-- Input for this task --
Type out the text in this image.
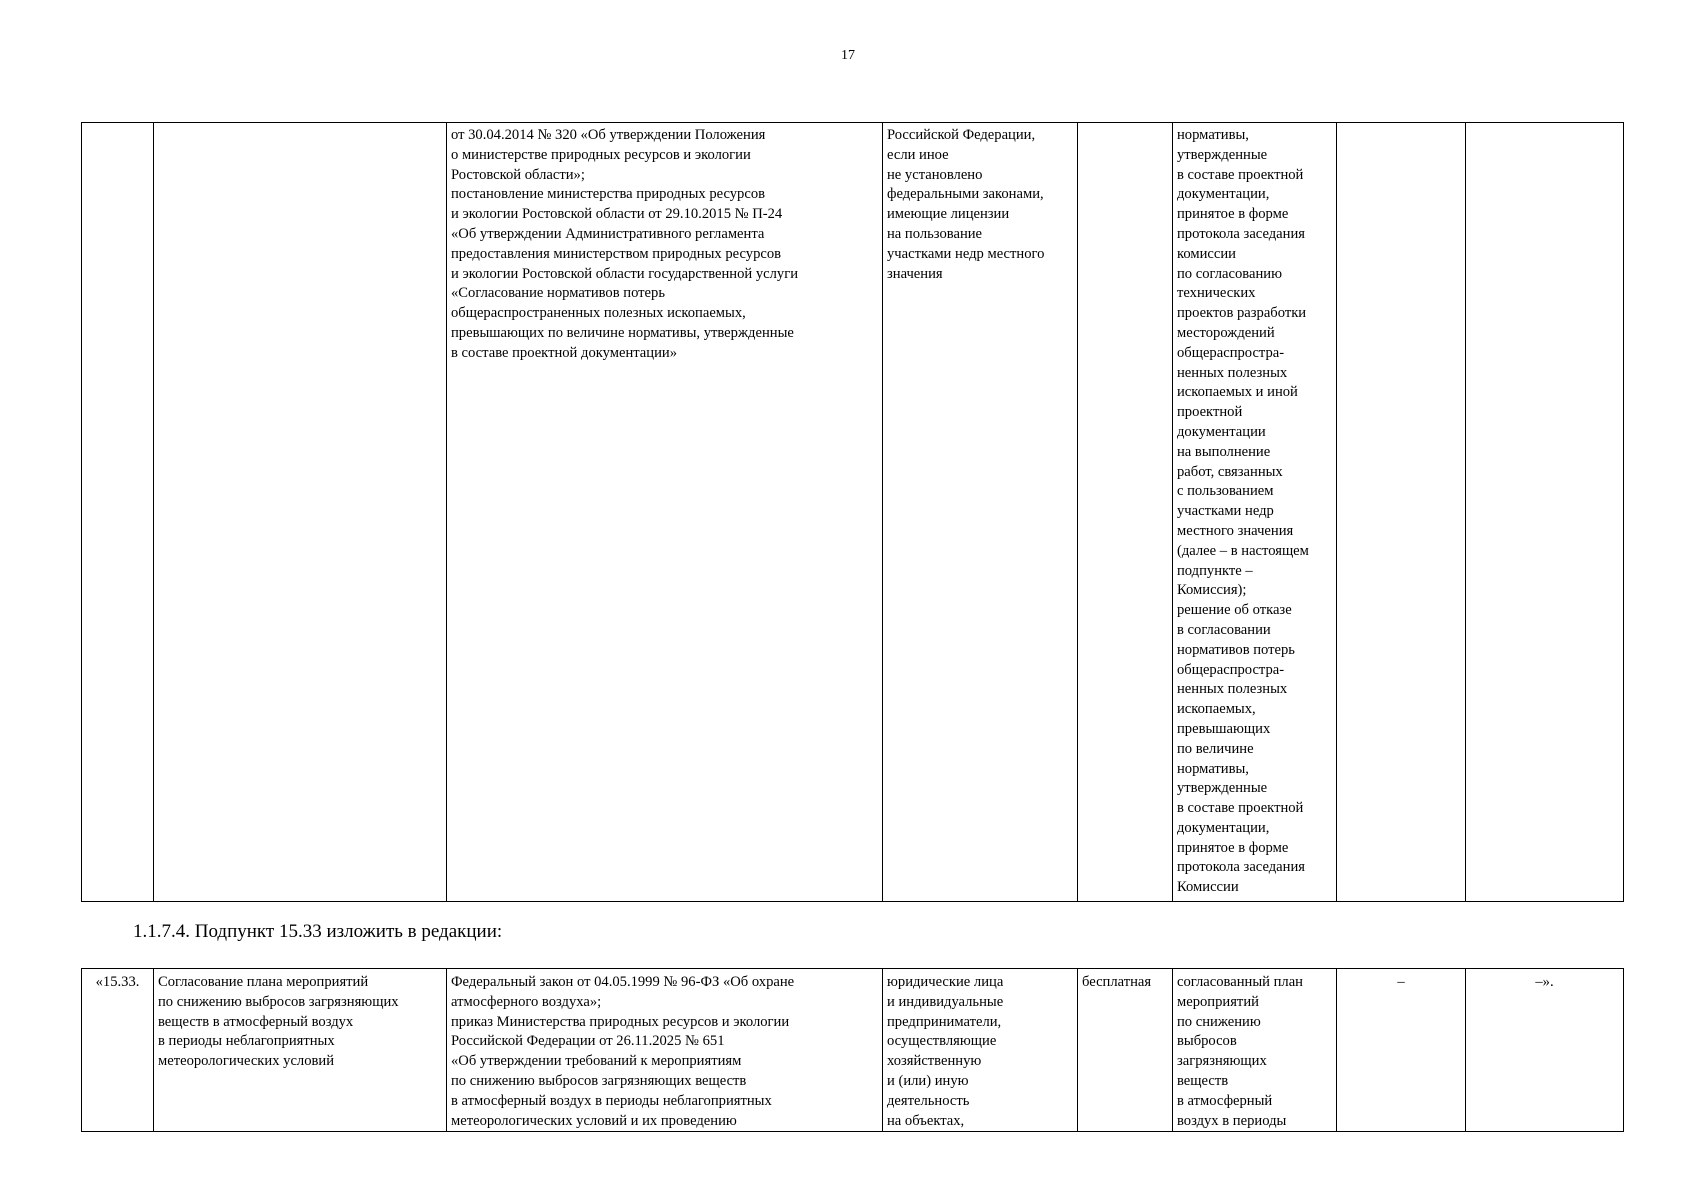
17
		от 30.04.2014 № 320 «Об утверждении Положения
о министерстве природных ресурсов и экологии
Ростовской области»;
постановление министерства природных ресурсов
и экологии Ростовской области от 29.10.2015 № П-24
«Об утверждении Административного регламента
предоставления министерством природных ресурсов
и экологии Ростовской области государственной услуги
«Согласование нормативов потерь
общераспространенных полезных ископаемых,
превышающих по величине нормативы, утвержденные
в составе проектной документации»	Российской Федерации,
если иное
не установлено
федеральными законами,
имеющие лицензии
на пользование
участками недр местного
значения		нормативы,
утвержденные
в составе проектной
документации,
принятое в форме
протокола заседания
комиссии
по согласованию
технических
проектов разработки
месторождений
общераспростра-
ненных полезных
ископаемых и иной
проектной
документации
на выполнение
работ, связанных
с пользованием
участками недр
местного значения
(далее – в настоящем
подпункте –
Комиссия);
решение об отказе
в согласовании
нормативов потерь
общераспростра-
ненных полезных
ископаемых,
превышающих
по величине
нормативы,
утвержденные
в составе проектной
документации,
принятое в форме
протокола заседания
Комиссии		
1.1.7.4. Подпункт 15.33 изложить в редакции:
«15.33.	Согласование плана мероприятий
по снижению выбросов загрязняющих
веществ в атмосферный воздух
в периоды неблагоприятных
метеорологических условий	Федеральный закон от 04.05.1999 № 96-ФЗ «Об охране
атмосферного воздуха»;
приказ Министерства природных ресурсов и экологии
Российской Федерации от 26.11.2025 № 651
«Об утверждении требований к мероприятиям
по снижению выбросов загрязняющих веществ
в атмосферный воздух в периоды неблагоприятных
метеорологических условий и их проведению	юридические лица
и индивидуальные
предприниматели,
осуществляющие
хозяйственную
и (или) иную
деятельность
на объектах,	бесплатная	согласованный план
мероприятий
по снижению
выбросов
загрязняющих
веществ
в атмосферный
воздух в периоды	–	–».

==

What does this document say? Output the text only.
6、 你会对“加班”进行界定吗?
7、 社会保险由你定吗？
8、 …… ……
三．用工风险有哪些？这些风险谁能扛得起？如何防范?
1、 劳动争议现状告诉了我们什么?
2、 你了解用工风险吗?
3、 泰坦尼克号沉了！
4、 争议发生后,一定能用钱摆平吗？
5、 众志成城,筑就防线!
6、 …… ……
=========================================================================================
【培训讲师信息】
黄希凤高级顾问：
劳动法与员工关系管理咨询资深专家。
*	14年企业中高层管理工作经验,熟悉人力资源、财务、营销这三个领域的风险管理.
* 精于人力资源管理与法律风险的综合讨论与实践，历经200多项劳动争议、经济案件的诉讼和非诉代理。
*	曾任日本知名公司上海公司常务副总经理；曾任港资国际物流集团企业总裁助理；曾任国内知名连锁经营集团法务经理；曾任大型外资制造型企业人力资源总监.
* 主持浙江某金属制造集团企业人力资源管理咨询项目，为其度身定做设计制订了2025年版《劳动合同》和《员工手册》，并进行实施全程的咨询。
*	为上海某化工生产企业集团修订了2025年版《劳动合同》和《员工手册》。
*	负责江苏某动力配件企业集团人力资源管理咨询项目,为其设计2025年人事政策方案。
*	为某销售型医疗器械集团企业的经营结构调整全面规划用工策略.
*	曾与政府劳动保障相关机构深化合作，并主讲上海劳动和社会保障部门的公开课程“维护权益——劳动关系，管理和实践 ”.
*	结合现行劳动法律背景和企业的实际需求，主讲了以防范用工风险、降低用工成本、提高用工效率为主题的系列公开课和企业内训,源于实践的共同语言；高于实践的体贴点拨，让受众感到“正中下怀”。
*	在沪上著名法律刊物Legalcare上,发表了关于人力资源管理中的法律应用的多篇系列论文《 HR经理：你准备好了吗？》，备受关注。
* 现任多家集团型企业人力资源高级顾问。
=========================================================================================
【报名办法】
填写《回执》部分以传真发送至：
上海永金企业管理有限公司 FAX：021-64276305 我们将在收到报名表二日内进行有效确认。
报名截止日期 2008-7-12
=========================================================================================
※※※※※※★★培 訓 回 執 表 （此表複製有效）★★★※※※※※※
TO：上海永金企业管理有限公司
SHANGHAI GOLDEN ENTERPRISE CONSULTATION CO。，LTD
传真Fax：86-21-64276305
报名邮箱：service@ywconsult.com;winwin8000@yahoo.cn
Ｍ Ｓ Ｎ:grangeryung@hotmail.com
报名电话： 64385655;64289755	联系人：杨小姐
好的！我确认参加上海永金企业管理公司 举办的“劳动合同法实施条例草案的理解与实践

-- Description of the task --
What is the number of lines that hold the string "превышающих"? Give it alone.

-- Task answer --
2